» Given information:
◇ ◇ ◇ ◇ ◇ ◇ ◇
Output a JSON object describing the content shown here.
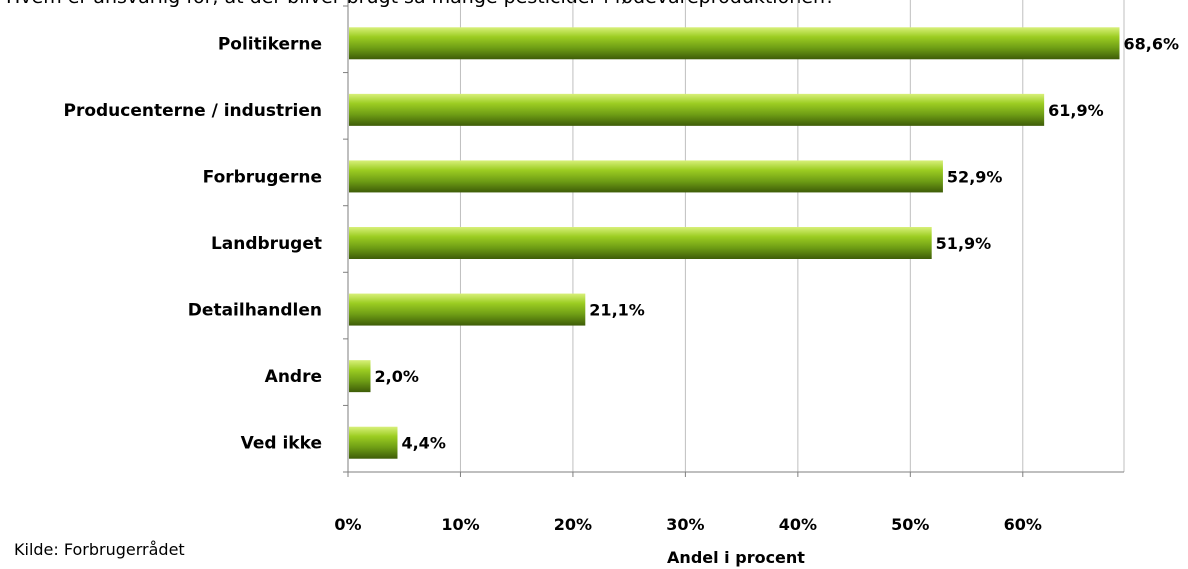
{
  "header_text": "Hvem er ansvarlig for, at der bliver brugt så mange pesticider i fødevareproduktionen?",
  "source": "Kilde: Forbrugerrådet",
  "colors": {
    "bar_light": "#a6d629",
    "bar_mid": "#7fb21a",
    "bar_dark": "#4a6e0c",
    "gridline": "#bfbfbf",
    "axis": "#7f7f7f"
  },
  "chart_data": {
    "type": "bar",
    "orientation": "horizontal",
    "categories": [
      "Politikerne",
      "Producenterne / industrien",
      "Forbrugerne",
      "Landbruget",
      "Detailhandlen",
      "Andre",
      "Ved ikke"
    ],
    "values": [
      68.6,
      61.9,
      52.9,
      51.9,
      21.1,
      2.0,
      4.4
    ],
    "value_labels": [
      "68,6%",
      "61,9%",
      "52,9%",
      "51,9%",
      "21,1%",
      "2,0%",
      "4,4%"
    ],
    "xlabel": "Andel i procent",
    "ylabel": "",
    "xlim": [
      0,
      69
    ],
    "x_ticks": [
      0,
      10,
      20,
      30,
      40,
      50,
      60
    ],
    "x_tick_labels": [
      "0%",
      "10%",
      "20%",
      "30%",
      "40%",
      "50%",
      "60%"
    ],
    "grid": true,
    "legend": "none"
  }
}
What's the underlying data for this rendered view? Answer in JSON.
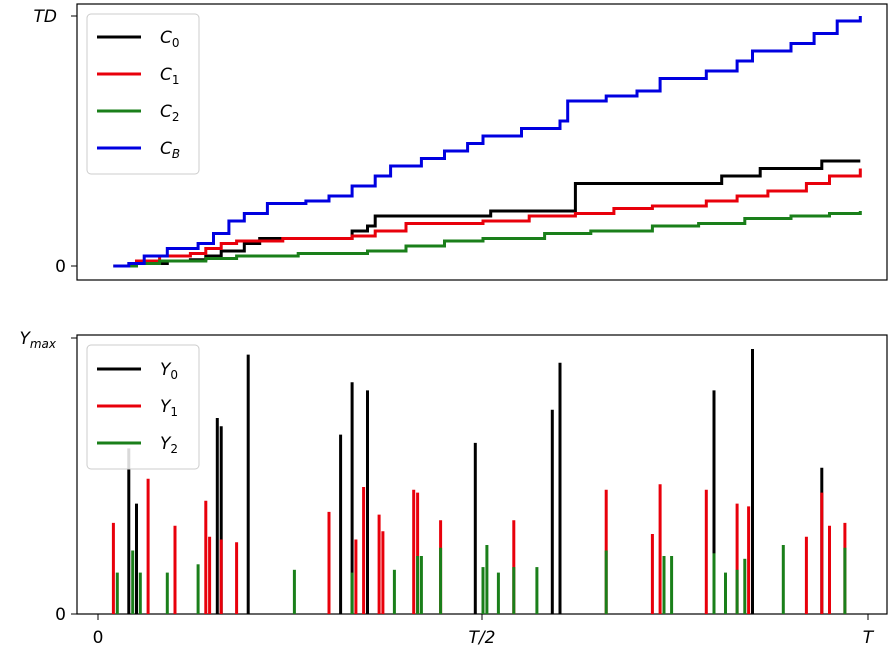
{
  "chart_data": [
    {
      "type": "line",
      "subtype": "step",
      "ylabel_tick_top": "TD",
      "ylabel_tick_zero": "0",
      "xlim": [
        0,
        1
      ],
      "ylim": [
        0,
        1
      ],
      "grid": false,
      "legend": {
        "placement": "top-left",
        "entries": [
          {
            "label": "C",
            "sub": "0",
            "color": "#000000"
          },
          {
            "label": "C",
            "sub": "1",
            "color": "#e8000b"
          },
          {
            "label": "C",
            "sub": "2",
            "color": "#1a7f1a"
          },
          {
            "label": "C",
            "sub": "B",
            "color": "#0000e0"
          }
        ]
      },
      "series": [
        {
          "name": "C0",
          "color": "#000000",
          "points": [
            [
              0.02,
              0
            ],
            [
              0.05,
              0.01
            ],
            [
              0.09,
              0.02
            ],
            [
              0.12,
              0.025
            ],
            [
              0.14,
              0.04
            ],
            [
              0.16,
              0.06
            ],
            [
              0.19,
              0.09
            ],
            [
              0.21,
              0.11
            ],
            [
              0.32,
              0.11
            ],
            [
              0.33,
              0.14
            ],
            [
              0.35,
              0.16
            ],
            [
              0.36,
              0.2
            ],
            [
              0.5,
              0.2
            ],
            [
              0.51,
              0.22
            ],
            [
              0.61,
              0.22
            ],
            [
              0.62,
              0.33
            ],
            [
              0.8,
              0.33
            ],
            [
              0.81,
              0.36
            ],
            [
              0.85,
              0.36
            ],
            [
              0.86,
              0.39
            ],
            [
              0.92,
              0.39
            ],
            [
              0.94,
              0.42
            ],
            [
              0.99,
              0.42
            ]
          ]
        },
        {
          "name": "C1",
          "color": "#e8000b",
          "points": [
            [
              0.02,
              0
            ],
            [
              0.05,
              0.02
            ],
            [
              0.08,
              0.04
            ],
            [
              0.12,
              0.05
            ],
            [
              0.14,
              0.07
            ],
            [
              0.16,
              0.09
            ],
            [
              0.18,
              0.1
            ],
            [
              0.24,
              0.11
            ],
            [
              0.3,
              0.11
            ],
            [
              0.33,
              0.12
            ],
            [
              0.36,
              0.14
            ],
            [
              0.4,
              0.17
            ],
            [
              0.5,
              0.18
            ],
            [
              0.56,
              0.2
            ],
            [
              0.62,
              0.21
            ],
            [
              0.67,
              0.23
            ],
            [
              0.72,
              0.24
            ],
            [
              0.79,
              0.26
            ],
            [
              0.83,
              0.28
            ],
            [
              0.87,
              0.3
            ],
            [
              0.92,
              0.33
            ],
            [
              0.95,
              0.36
            ],
            [
              0.99,
              0.39
            ]
          ]
        },
        {
          "name": "C2",
          "color": "#1a7f1a",
          "points": [
            [
              0.02,
              0
            ],
            [
              0.05,
              0.01
            ],
            [
              0.08,
              0.02
            ],
            [
              0.14,
              0.03
            ],
            [
              0.18,
              0.04
            ],
            [
              0.26,
              0.05
            ],
            [
              0.35,
              0.06
            ],
            [
              0.4,
              0.08
            ],
            [
              0.45,
              0.1
            ],
            [
              0.5,
              0.11
            ],
            [
              0.58,
              0.13
            ],
            [
              0.64,
              0.14
            ],
            [
              0.72,
              0.16
            ],
            [
              0.78,
              0.17
            ],
            [
              0.84,
              0.19
            ],
            [
              0.9,
              0.2
            ],
            [
              0.95,
              0.21
            ],
            [
              0.99,
              0.22
            ]
          ]
        },
        {
          "name": "CB",
          "color": "#0000e0",
          "points": [
            [
              0.02,
              0
            ],
            [
              0.04,
              0.01
            ],
            [
              0.06,
              0.04
            ],
            [
              0.09,
              0.07
            ],
            [
              0.13,
              0.09
            ],
            [
              0.15,
              0.13
            ],
            [
              0.17,
              0.18
            ],
            [
              0.19,
              0.21
            ],
            [
              0.22,
              0.25
            ],
            [
              0.27,
              0.26
            ],
            [
              0.3,
              0.28
            ],
            [
              0.33,
              0.32
            ],
            [
              0.36,
              0.36
            ],
            [
              0.38,
              0.4
            ],
            [
              0.42,
              0.43
            ],
            [
              0.45,
              0.46
            ],
            [
              0.48,
              0.49
            ],
            [
              0.5,
              0.52
            ],
            [
              0.55,
              0.55
            ],
            [
              0.6,
              0.58
            ],
            [
              0.61,
              0.66
            ],
            [
              0.66,
              0.68
            ],
            [
              0.7,
              0.7
            ],
            [
              0.73,
              0.75
            ],
            [
              0.79,
              0.78
            ],
            [
              0.83,
              0.82
            ],
            [
              0.85,
              0.86
            ],
            [
              0.9,
              0.89
            ],
            [
              0.93,
              0.93
            ],
            [
              0.96,
              0.98
            ],
            [
              0.99,
              1.0
            ]
          ]
        }
      ]
    },
    {
      "type": "bar",
      "ylabel_tick_top": "Ymax",
      "ylabel_tick_zero": "0",
      "xtick_labels": [
        "0",
        "T/2",
        "T"
      ],
      "xlim": [
        0,
        1
      ],
      "ylim": [
        0,
        1
      ],
      "grid": false,
      "legend": {
        "placement": "top-left",
        "entries": [
          {
            "label": "Y",
            "sub": "0",
            "color": "#000000"
          },
          {
            "label": "Y",
            "sub": "1",
            "color": "#e8000b"
          },
          {
            "label": "Y",
            "sub": "2",
            "color": "#1a7f1a"
          }
        ]
      },
      "series": [
        {
          "name": "Y0",
          "color": "#000000",
          "x": [
            0.04,
            0.05,
            0.155,
            0.16,
            0.195,
            0.315,
            0.33,
            0.35,
            0.49,
            0.59,
            0.6,
            0.8,
            0.85,
            0.94
          ],
          "values": [
            0.6,
            0.4,
            0.71,
            0.68,
            0.94,
            0.65,
            0.84,
            0.81,
            0.62,
            0.74,
            0.91,
            0.81,
            0.96,
            0.53
          ]
        },
        {
          "name": "Y1",
          "color": "#e8000b",
          "x": [
            0.02,
            0.065,
            0.1,
            0.14,
            0.145,
            0.16,
            0.18,
            0.3,
            0.335,
            0.345,
            0.365,
            0.37,
            0.41,
            0.415,
            0.445,
            0.54,
            0.66,
            0.72,
            0.73,
            0.79,
            0.83,
            0.845,
            0.92,
            0.94,
            0.95,
            0.97
          ],
          "values": [
            0.33,
            0.49,
            0.32,
            0.41,
            0.28,
            0.27,
            0.26,
            0.37,
            0.27,
            0.46,
            0.36,
            0.3,
            0.45,
            0.44,
            0.34,
            0.34,
            0.45,
            0.29,
            0.47,
            0.45,
            0.4,
            0.39,
            0.28,
            0.44,
            0.32,
            0.33
          ]
        },
        {
          "name": "Y2",
          "color": "#1a7f1a",
          "x": [
            0.025,
            0.045,
            0.055,
            0.09,
            0.13,
            0.255,
            0.33,
            0.385,
            0.415,
            0.42,
            0.445,
            0.5,
            0.505,
            0.52,
            0.54,
            0.57,
            0.66,
            0.735,
            0.745,
            0.8,
            0.815,
            0.83,
            0.84,
            0.89,
            0.97
          ],
          "values": [
            0.15,
            0.23,
            0.15,
            0.15,
            0.18,
            0.16,
            0.15,
            0.16,
            0.21,
            0.21,
            0.24,
            0.17,
            0.25,
            0.15,
            0.17,
            0.17,
            0.23,
            0.21,
            0.21,
            0.22,
            0.15,
            0.16,
            0.2,
            0.25,
            0.24
          ]
        }
      ]
    }
  ]
}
◇ ◇ ◇ ◇ ◇ ◇ ◇
» What you have to do: Where a line contains "JSON", copy that line.

» Task answer:
Output a JSON object describing the content shown here.
What's the underlying data for this rendered view? Answer in JSON.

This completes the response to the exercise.